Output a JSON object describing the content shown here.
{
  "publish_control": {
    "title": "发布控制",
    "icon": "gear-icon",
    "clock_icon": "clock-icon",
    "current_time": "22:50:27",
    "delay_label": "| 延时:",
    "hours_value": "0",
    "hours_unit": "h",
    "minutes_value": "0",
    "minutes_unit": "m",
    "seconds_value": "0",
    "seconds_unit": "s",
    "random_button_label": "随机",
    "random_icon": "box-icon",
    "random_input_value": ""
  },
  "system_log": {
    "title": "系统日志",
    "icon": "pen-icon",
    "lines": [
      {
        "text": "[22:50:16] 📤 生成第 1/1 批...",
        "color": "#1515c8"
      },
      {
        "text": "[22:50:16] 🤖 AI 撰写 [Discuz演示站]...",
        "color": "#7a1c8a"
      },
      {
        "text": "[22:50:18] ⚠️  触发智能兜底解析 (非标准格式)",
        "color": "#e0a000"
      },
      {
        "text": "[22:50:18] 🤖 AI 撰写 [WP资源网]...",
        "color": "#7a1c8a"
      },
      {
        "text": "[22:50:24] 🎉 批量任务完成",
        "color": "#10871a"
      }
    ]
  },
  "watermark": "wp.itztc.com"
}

## SHORT EXERCISE
Take the material above and return all of it exactly.

## ANSWER TO THE TASK
Output a JSON object describing the content shown here.
{
  "publish_control": {
    "title": "发布控制",
    "icon": "gear-icon",
    "clock_icon": "clock-icon",
    "current_time": "22:50:27",
    "delay_label": "| 延时:",
    "hours_value": "0",
    "hours_unit": "h",
    "minutes_value": "0",
    "minutes_unit": "m",
    "seconds_value": "0",
    "seconds_unit": "s",
    "random_button_label": "随机",
    "random_icon": "box-icon",
    "random_input_value": ""
  },
  "system_log": {
    "title": "系统日志",
    "icon": "pen-icon",
    "lines": [
      {
        "text": "[22:50:16] 📤 生成第 1/1 批...",
        "color": "#1515c8"
      },
      {
        "text": "[22:50:16] 🤖 AI 撰写 [Discuz演示站]...",
        "color": "#7a1c8a"
      },
      {
        "text": "[22:50:18] ⚠️  触发智能兜底解析 (非标准格式)",
        "color": "#e0a000"
      },
      {
        "text": "[22:50:18] 🤖 AI 撰写 [WP资源网]...",
        "color": "#7a1c8a"
      },
      {
        "text": "[22:50:24] 🎉 批量任务完成",
        "color": "#10871a"
      }
    ]
  },
  "watermark": "wp.itztc.com"
}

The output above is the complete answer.